(Entries taken from a collection)
** Start **

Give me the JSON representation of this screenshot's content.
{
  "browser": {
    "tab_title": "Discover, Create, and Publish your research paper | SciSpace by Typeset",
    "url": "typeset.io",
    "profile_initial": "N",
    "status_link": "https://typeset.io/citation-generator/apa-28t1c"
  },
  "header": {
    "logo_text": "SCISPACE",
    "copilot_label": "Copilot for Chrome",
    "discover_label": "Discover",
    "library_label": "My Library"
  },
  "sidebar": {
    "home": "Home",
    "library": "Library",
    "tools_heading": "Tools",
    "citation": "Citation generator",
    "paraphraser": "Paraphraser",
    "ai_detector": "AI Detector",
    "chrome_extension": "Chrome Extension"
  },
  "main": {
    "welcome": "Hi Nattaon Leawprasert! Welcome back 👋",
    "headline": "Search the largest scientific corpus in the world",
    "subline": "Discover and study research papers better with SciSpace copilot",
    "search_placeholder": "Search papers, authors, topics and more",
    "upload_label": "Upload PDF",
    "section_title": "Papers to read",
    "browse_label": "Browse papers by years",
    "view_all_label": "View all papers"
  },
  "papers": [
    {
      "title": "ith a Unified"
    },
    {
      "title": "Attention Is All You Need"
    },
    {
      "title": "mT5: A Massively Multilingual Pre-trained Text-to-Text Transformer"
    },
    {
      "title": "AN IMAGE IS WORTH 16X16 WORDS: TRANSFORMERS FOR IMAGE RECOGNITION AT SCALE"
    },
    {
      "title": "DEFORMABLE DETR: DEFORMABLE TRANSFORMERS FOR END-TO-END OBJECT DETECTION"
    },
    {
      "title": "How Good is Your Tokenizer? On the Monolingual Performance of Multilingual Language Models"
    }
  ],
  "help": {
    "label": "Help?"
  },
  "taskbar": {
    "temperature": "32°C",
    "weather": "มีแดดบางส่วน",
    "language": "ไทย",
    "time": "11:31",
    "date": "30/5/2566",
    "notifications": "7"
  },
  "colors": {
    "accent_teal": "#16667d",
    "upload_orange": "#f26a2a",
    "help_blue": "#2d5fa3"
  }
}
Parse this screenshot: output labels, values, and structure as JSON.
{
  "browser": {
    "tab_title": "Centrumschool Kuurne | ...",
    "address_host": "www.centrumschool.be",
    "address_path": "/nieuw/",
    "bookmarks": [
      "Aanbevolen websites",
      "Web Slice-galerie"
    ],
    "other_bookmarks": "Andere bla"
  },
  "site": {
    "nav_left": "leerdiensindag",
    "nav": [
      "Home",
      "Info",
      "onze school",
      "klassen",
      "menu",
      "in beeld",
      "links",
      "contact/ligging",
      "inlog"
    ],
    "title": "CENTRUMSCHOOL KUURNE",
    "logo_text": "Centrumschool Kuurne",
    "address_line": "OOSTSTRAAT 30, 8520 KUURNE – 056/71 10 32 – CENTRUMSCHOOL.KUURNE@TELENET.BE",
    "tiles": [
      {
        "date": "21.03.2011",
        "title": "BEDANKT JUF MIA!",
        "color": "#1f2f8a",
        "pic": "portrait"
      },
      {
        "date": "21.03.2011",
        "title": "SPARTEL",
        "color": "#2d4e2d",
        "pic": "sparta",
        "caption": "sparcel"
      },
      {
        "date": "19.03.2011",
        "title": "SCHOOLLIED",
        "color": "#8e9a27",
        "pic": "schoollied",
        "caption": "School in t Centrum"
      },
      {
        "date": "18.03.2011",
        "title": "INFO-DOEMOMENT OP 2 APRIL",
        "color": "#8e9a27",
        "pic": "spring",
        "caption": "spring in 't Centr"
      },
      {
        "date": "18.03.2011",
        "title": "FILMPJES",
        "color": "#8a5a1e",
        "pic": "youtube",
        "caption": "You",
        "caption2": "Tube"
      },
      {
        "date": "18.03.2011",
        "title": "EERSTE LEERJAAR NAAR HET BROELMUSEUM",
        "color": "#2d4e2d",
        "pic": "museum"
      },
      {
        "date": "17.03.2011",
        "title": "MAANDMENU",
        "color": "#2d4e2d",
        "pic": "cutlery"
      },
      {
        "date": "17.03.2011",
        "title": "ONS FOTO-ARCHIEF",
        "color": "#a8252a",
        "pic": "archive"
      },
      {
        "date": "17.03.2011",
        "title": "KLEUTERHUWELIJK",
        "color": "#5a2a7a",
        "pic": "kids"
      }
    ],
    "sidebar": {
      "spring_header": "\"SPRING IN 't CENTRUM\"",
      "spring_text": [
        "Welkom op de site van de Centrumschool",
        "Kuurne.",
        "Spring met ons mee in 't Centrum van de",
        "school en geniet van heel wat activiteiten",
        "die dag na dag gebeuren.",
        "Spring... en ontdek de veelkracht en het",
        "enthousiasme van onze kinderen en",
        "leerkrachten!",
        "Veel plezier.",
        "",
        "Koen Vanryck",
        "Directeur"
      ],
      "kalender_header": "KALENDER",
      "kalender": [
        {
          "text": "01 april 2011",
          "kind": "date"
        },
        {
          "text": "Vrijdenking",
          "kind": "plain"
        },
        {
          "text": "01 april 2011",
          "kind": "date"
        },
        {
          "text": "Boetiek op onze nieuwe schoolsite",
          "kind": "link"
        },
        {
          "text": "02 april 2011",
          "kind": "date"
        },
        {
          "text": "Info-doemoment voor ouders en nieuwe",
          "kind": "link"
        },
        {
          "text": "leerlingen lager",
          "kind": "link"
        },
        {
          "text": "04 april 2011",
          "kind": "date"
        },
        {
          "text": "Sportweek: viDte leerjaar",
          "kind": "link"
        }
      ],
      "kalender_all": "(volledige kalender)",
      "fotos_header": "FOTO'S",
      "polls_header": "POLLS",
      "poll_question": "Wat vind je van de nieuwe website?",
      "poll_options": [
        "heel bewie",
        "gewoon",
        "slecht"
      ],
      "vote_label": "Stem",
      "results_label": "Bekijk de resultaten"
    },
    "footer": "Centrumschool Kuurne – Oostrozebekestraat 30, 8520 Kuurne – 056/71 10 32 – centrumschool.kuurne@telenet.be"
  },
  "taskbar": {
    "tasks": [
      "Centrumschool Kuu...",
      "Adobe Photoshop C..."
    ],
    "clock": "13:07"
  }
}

** End **

> _EXERCISE PROMPT_
Copy the records above exactly as they appear.

> _WRITTEN RESPONSE_
Give me the JSON representation of this screenshot's content.
{
  "browser": {
    "tab_title": "Discover, Create, and Publish your research paper | SciSpace by Typeset",
    "url": "typeset.io",
    "profile_initial": "N",
    "status_link": "https://typeset.io/citation-generator/apa-28t1c"
  },
  "header": {
    "logo_text": "SCISPACE",
    "copilot_label": "Copilot for Chrome",
    "discover_label": "Discover",
    "library_label": "My Library"
  },
  "sidebar": {
    "home": "Home",
    "library": "Library",
    "tools_heading": "Tools",
    "citation": "Citation generator",
    "paraphraser": "Paraphraser",
    "ai_detector": "AI Detector",
    "chrome_extension": "Chrome Extension"
  },
  "main": {
    "welcome": "Hi Nattaon Leawprasert! Welcome back 👋",
    "headline": "Search the largest scientific corpus in the world",
    "subline": "Discover and study research papers better with SciSpace copilot",
    "search_placeholder": "Search papers, authors, topics and more",
    "upload_label": "Upload PDF",
    "section_title": "Papers to read",
    "browse_label": "Browse papers by years",
    "view_all_label": "View all papers"
  },
  "papers": [
    {
      "title": "ith a Unified"
    },
    {
      "title": "Attention Is All You Need"
    },
    {
      "title": "mT5: A Massively Multilingual Pre-trained Text-to-Text Transformer"
    },
    {
      "title": "AN IMAGE IS WORTH 16X16 WORDS: TRANSFORMERS FOR IMAGE RECOGNITION AT SCALE"
    },
    {
      "title": "DEFORMABLE DETR: DEFORMABLE TRANSFORMERS FOR END-TO-END OBJECT DETECTION"
    },
    {
      "title": "How Good is Your Tokenizer? On the Monolingual Performance of Multilingual Language Models"
    }
  ],
  "help": {
    "label": "Help?"
  },
  "taskbar": {
    "temperature": "32°C",
    "weather": "มีแดดบางส่วน",
    "language": "ไทย",
    "time": "11:31",
    "date": "30/5/2566",
    "notifications": "7"
  },
  "colors": {
    "accent_teal": "#16667d",
    "upload_orange": "#f26a2a",
    "help_blue": "#2d5fa3"
  }
}
Parse this screenshot: output labels, values, and structure as JSON.
{
  "browser": {
    "tab_title": "Centrumschool Kuurne | ...",
    "address_host": "www.centrumschool.be",
    "address_path": "/nieuw/",
    "bookmarks": [
      "Aanbevolen websites",
      "Web Slice-galerie"
    ],
    "other_bookmarks": "Andere bla"
  },
  "site": {
    "nav_left": "leerdiensindag",
    "nav": [
      "Home",
      "Info",
      "onze school",
      "klassen",
      "menu",
      "in beeld",
      "links",
      "contact/ligging",
      "inlog"
    ],
    "title": "CENTRUMSCHOOL KUURNE",
    "logo_text": "Centrumschool Kuurne",
    "address_line": "OOSTSTRAAT 30, 8520 KUURNE – 056/71 10 32 – CENTRUMSCHOOL.KUURNE@TELENET.BE",
    "tiles": [
      {
        "date": "21.03.2011",
        "title": "BEDANKT JUF MIA!",
        "color": "#1f2f8a",
        "pic": "portrait"
      },
      {
        "date": "21.03.2011",
        "title": "SPARTEL",
        "color": "#2d4e2d",
        "pic": "sparta",
        "caption": "sparcel"
      },
      {
        "date": "19.03.2011",
        "title": "SCHOOLLIED",
        "color": "#8e9a27",
        "pic": "schoollied",
        "caption": "School in t Centrum"
      },
      {
        "date": "18.03.2011",
        "title": "INFO-DOEMOMENT OP 2 APRIL",
        "color": "#8e9a27",
        "pic": "spring",
        "caption": "spring in 't Centr"
      },
      {
        "date": "18.03.2011",
        "title": "FILMPJES",
        "color": "#8a5a1e",
        "pic": "youtube",
        "caption": "You",
        "caption2": "Tube"
      },
      {
        "date": "18.03.2011",
        "title": "EERSTE LEERJAAR NAAR HET BROELMUSEUM",
        "color": "#2d4e2d",
        "pic": "museum"
      },
      {
        "date": "17.03.2011",
        "title": "MAANDMENU",
        "color": "#2d4e2d",
        "pic": "cutlery"
      },
      {
        "date": "17.03.2011",
        "title": "ONS FOTO-ARCHIEF",
        "color": "#a8252a",
        "pic": "archive"
      },
      {
        "date": "17.03.2011",
        "title": "KLEUTERHUWELIJK",
        "color": "#5a2a7a",
        "pic": "kids"
      }
    ],
    "sidebar": {
      "spring_header": "\"SPRING IN 't CENTRUM\"",
      "spring_text": [
        "Welkom op de site van de Centrumschool",
        "Kuurne.",
        "Spring met ons mee in 't Centrum van de",
        "school en geniet van heel wat activiteiten",
        "die dag na dag gebeuren.",
        "Spring... en ontdek de veelkracht en het",
        "enthousiasme van onze kinderen en",
        "leerkrachten!",
        "Veel plezier.",
        "",
        "Koen Vanryck",
        "Directeur"
      ],
      "kalender_header": "KALENDER",
      "kalender": [
        {
          "text": "01 april 2011",
          "kind": "date"
        },
        {
          "text": "Vrijdenking",
          "kind": "plain"
        },
        {
          "text": "01 april 2011",
          "kind": "date"
        },
        {
          "text": "Boetiek op onze nieuwe schoolsite",
          "kind": "link"
        },
        {
          "text": "02 april 2011",
          "kind": "date"
        },
        {
          "text": "Info-doemoment voor ouders en nieuwe",
          "kind": "link"
        },
        {
          "text": "leerlingen lager",
          "kind": "link"
        },
        {
          "text": "04 april 2011",
          "kind": "date"
        },
        {
          "text": "Sportweek: viDte leerjaar",
          "kind": "link"
        }
      ],
      "kalender_all": "(volledige kalender)",
      "fotos_header": "FOTO'S",
      "polls_header": "POLLS",
      "poll_question": "Wat vind je van de nieuwe website?",
      "poll_options": [
        "heel bewie",
        "gewoon",
        "slecht"
      ],
      "vote_label": "Stem",
      "results_label": "Bekijk de resultaten"
    },
    "footer": "Centrumschool Kuurne – Oostrozebekestraat 30, 8520 Kuurne – 056/71 10 32 – centrumschool.kuurne@telenet.be"
  },
  "taskbar": {
    "tasks": [
      "Centrumschool Kuu...",
      "Adobe Photoshop C..."
    ],
    "clock": "13:07"
  }
}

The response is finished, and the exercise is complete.